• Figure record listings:
* * * * * * *
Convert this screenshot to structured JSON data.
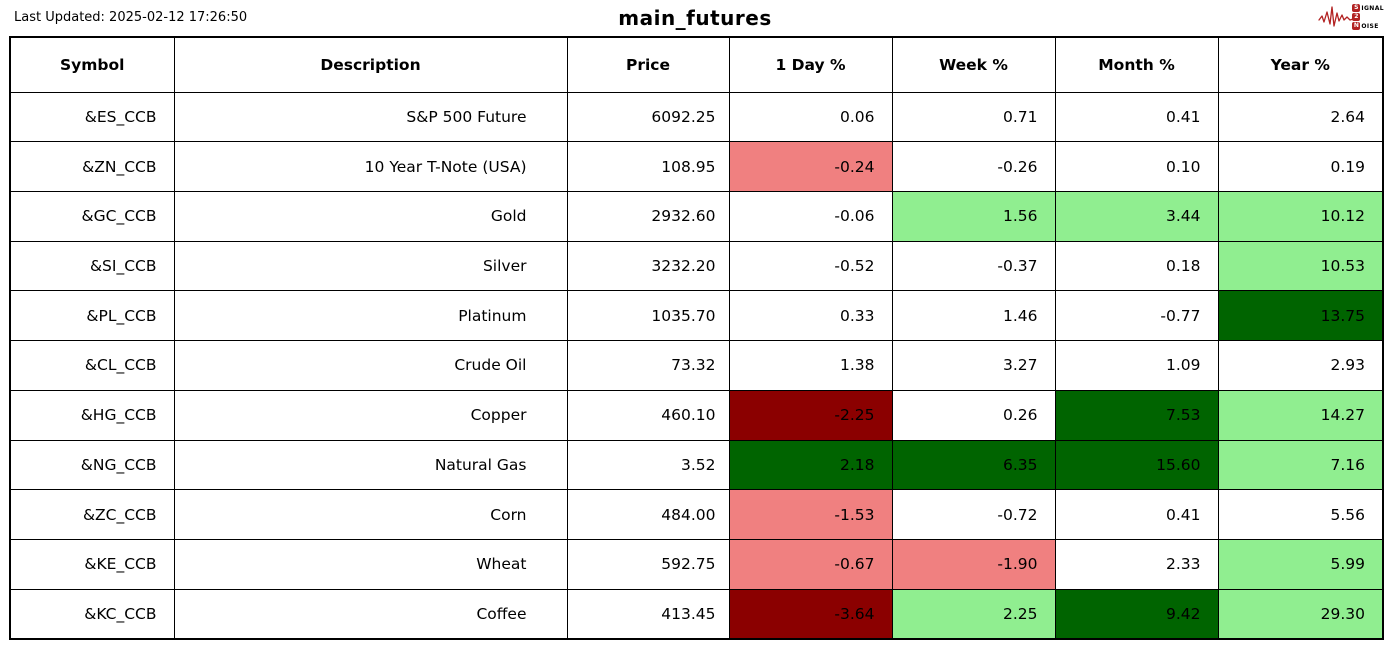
{
  "header": {
    "last_updated": "Last Updated: 2025-02-12 17:26:50",
    "title": "main_futures"
  },
  "logo": {
    "s": "S",
    "signal_rest": "IGNAL",
    "two": "2",
    "n": "N",
    "noise_rest": "OISE",
    "accent_color": "#b22222"
  },
  "colors": {
    "none": "#ffffff",
    "light_red": "#f08080",
    "dark_red": "#8b0000",
    "light_green": "#90ee90",
    "dark_green": "#006400"
  },
  "chart_data": {
    "type": "table",
    "title": "main_futures",
    "last_updated": "2025-02-12 17:26:50",
    "columns": [
      "Symbol",
      "Description",
      "Price",
      "1 Day %",
      "Week %",
      "Month %",
      "Year %"
    ],
    "rows": [
      {
        "symbol": "&ES_CCB",
        "description": "S&P 500 Future",
        "price": "6092.25",
        "day": {
          "value": "0.06",
          "bg": "none"
        },
        "week": {
          "value": "0.71",
          "bg": "none"
        },
        "month": {
          "value": "0.41",
          "bg": "none"
        },
        "year": {
          "value": "2.64",
          "bg": "none"
        }
      },
      {
        "symbol": "&ZN_CCB",
        "description": "10 Year T-Note (USA)",
        "price": "108.95",
        "day": {
          "value": "-0.24",
          "bg": "light_red"
        },
        "week": {
          "value": "-0.26",
          "bg": "none"
        },
        "month": {
          "value": "0.10",
          "bg": "none"
        },
        "year": {
          "value": "0.19",
          "bg": "none"
        }
      },
      {
        "symbol": "&GC_CCB",
        "description": "Gold",
        "price": "2932.60",
        "day": {
          "value": "-0.06",
          "bg": "none"
        },
        "week": {
          "value": "1.56",
          "bg": "light_green"
        },
        "month": {
          "value": "3.44",
          "bg": "light_green"
        },
        "year": {
          "value": "10.12",
          "bg": "light_green"
        }
      },
      {
        "symbol": "&SI_CCB",
        "description": "Silver",
        "price": "3232.20",
        "day": {
          "value": "-0.52",
          "bg": "none"
        },
        "week": {
          "value": "-0.37",
          "bg": "none"
        },
        "month": {
          "value": "0.18",
          "bg": "none"
        },
        "year": {
          "value": "10.53",
          "bg": "light_green"
        }
      },
      {
        "symbol": "&PL_CCB",
        "description": "Platinum",
        "price": "1035.70",
        "day": {
          "value": "0.33",
          "bg": "none"
        },
        "week": {
          "value": "1.46",
          "bg": "none"
        },
        "month": {
          "value": "-0.77",
          "bg": "none"
        },
        "year": {
          "value": "13.75",
          "bg": "dark_green"
        }
      },
      {
        "symbol": "&CL_CCB",
        "description": "Crude Oil",
        "price": "73.32",
        "day": {
          "value": "1.38",
          "bg": "none"
        },
        "week": {
          "value": "3.27",
          "bg": "none"
        },
        "month": {
          "value": "1.09",
          "bg": "none"
        },
        "year": {
          "value": "2.93",
          "bg": "none"
        }
      },
      {
        "symbol": "&HG_CCB",
        "description": "Copper",
        "price": "460.10",
        "day": {
          "value": "-2.25",
          "bg": "dark_red"
        },
        "week": {
          "value": "0.26",
          "bg": "none"
        },
        "month": {
          "value": "7.53",
          "bg": "dark_green"
        },
        "year": {
          "value": "14.27",
          "bg": "light_green"
        }
      },
      {
        "symbol": "&NG_CCB",
        "description": "Natural Gas",
        "price": "3.52",
        "day": {
          "value": "2.18",
          "bg": "dark_green"
        },
        "week": {
          "value": "6.35",
          "bg": "dark_green"
        },
        "month": {
          "value": "15.60",
          "bg": "dark_green"
        },
        "year": {
          "value": "7.16",
          "bg": "light_green"
        }
      },
      {
        "symbol": "&ZC_CCB",
        "description": "Corn",
        "price": "484.00",
        "day": {
          "value": "-1.53",
          "bg": "light_red"
        },
        "week": {
          "value": "-0.72",
          "bg": "none"
        },
        "month": {
          "value": "0.41",
          "bg": "none"
        },
        "year": {
          "value": "5.56",
          "bg": "none"
        }
      },
      {
        "symbol": "&KE_CCB",
        "description": "Wheat",
        "price": "592.75",
        "day": {
          "value": "-0.67",
          "bg": "light_red"
        },
        "week": {
          "value": "-1.90",
          "bg": "light_red"
        },
        "month": {
          "value": "2.33",
          "bg": "none"
        },
        "year": {
          "value": "5.99",
          "bg": "light_green"
        }
      },
      {
        "symbol": "&KC_CCB",
        "description": "Coffee",
        "price": "413.45",
        "day": {
          "value": "-3.64",
          "bg": "dark_red"
        },
        "week": {
          "value": "2.25",
          "bg": "light_green"
        },
        "month": {
          "value": "9.42",
          "bg": "dark_green"
        },
        "year": {
          "value": "29.30",
          "bg": "light_green"
        }
      }
    ]
  }
}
* * * * * * *
• DIRECTIONS FOR THIS TASK: Make an exact reproduction of the listing above, without any pictures.

• FULL SOLUTION:
Convert this screenshot to structured JSON data.
{
  "header": {
    "last_updated": "Last Updated: 2025-02-12 17:26:50",
    "title": "main_futures"
  },
  "logo": {
    "s": "S",
    "signal_rest": "IGNAL",
    "two": "2",
    "n": "N",
    "noise_rest": "OISE",
    "accent_color": "#b22222"
  },
  "colors": {
    "none": "#ffffff",
    "light_red": "#f08080",
    "dark_red": "#8b0000",
    "light_green": "#90ee90",
    "dark_green": "#006400"
  },
  "chart_data": {
    "type": "table",
    "title": "main_futures",
    "last_updated": "2025-02-12 17:26:50",
    "columns": [
      "Symbol",
      "Description",
      "Price",
      "1 Day %",
      "Week %",
      "Month %",
      "Year %"
    ],
    "rows": [
      {
        "symbol": "&ES_CCB",
        "description": "S&P 500 Future",
        "price": "6092.25",
        "day": {
          "value": "0.06",
          "bg": "none"
        },
        "week": {
          "value": "0.71",
          "bg": "none"
        },
        "month": {
          "value": "0.41",
          "bg": "none"
        },
        "year": {
          "value": "2.64",
          "bg": "none"
        }
      },
      {
        "symbol": "&ZN_CCB",
        "description": "10 Year T-Note (USA)",
        "price": "108.95",
        "day": {
          "value": "-0.24",
          "bg": "light_red"
        },
        "week": {
          "value": "-0.26",
          "bg": "none"
        },
        "month": {
          "value": "0.10",
          "bg": "none"
        },
        "year": {
          "value": "0.19",
          "bg": "none"
        }
      },
      {
        "symbol": "&GC_CCB",
        "description": "Gold",
        "price": "2932.60",
        "day": {
          "value": "-0.06",
          "bg": "none"
        },
        "week": {
          "value": "1.56",
          "bg": "light_green"
        },
        "month": {
          "value": "3.44",
          "bg": "light_green"
        },
        "year": {
          "value": "10.12",
          "bg": "light_green"
        }
      },
      {
        "symbol": "&SI_CCB",
        "description": "Silver",
        "price": "3232.20",
        "day": {
          "value": "-0.52",
          "bg": "none"
        },
        "week": {
          "value": "-0.37",
          "bg": "none"
        },
        "month": {
          "value": "0.18",
          "bg": "none"
        },
        "year": {
          "value": "10.53",
          "bg": "light_green"
        }
      },
      {
        "symbol": "&PL_CCB",
        "description": "Platinum",
        "price": "1035.70",
        "day": {
          "value": "0.33",
          "bg": "none"
        },
        "week": {
          "value": "1.46",
          "bg": "none"
        },
        "month": {
          "value": "-0.77",
          "bg": "none"
        },
        "year": {
          "value": "13.75",
          "bg": "dark_green"
        }
      },
      {
        "symbol": "&CL_CCB",
        "description": "Crude Oil",
        "price": "73.32",
        "day": {
          "value": "1.38",
          "bg": "none"
        },
        "week": {
          "value": "3.27",
          "bg": "none"
        },
        "month": {
          "value": "1.09",
          "bg": "none"
        },
        "year": {
          "value": "2.93",
          "bg": "none"
        }
      },
      {
        "symbol": "&HG_CCB",
        "description": "Copper",
        "price": "460.10",
        "day": {
          "value": "-2.25",
          "bg": "dark_red"
        },
        "week": {
          "value": "0.26",
          "bg": "none"
        },
        "month": {
          "value": "7.53",
          "bg": "dark_green"
        },
        "year": {
          "value": "14.27",
          "bg": "light_green"
        }
      },
      {
        "symbol": "&NG_CCB",
        "description": "Natural Gas",
        "price": "3.52",
        "day": {
          "value": "2.18",
          "bg": "dark_green"
        },
        "week": {
          "value": "6.35",
          "bg": "dark_green"
        },
        "month": {
          "value": "15.60",
          "bg": "dark_green"
        },
        "year": {
          "value": "7.16",
          "bg": "light_green"
        }
      },
      {
        "symbol": "&ZC_CCB",
        "description": "Corn",
        "price": "484.00",
        "day": {
          "value": "-1.53",
          "bg": "light_red"
        },
        "week": {
          "value": "-0.72",
          "bg": "none"
        },
        "month": {
          "value": "0.41",
          "bg": "none"
        },
        "year": {
          "value": "5.56",
          "bg": "none"
        }
      },
      {
        "symbol": "&KE_CCB",
        "description": "Wheat",
        "price": "592.75",
        "day": {
          "value": "-0.67",
          "bg": "light_red"
        },
        "week": {
          "value": "-1.90",
          "bg": "light_red"
        },
        "month": {
          "value": "2.33",
          "bg": "none"
        },
        "year": {
          "value": "5.99",
          "bg": "light_green"
        }
      },
      {
        "symbol": "&KC_CCB",
        "description": "Coffee",
        "price": "413.45",
        "day": {
          "value": "-3.64",
          "bg": "dark_red"
        },
        "week": {
          "value": "2.25",
          "bg": "light_green"
        },
        "month": {
          "value": "9.42",
          "bg": "dark_green"
        },
        "year": {
          "value": "29.30",
          "bg": "light_green"
        }
      }
    ]
  }
}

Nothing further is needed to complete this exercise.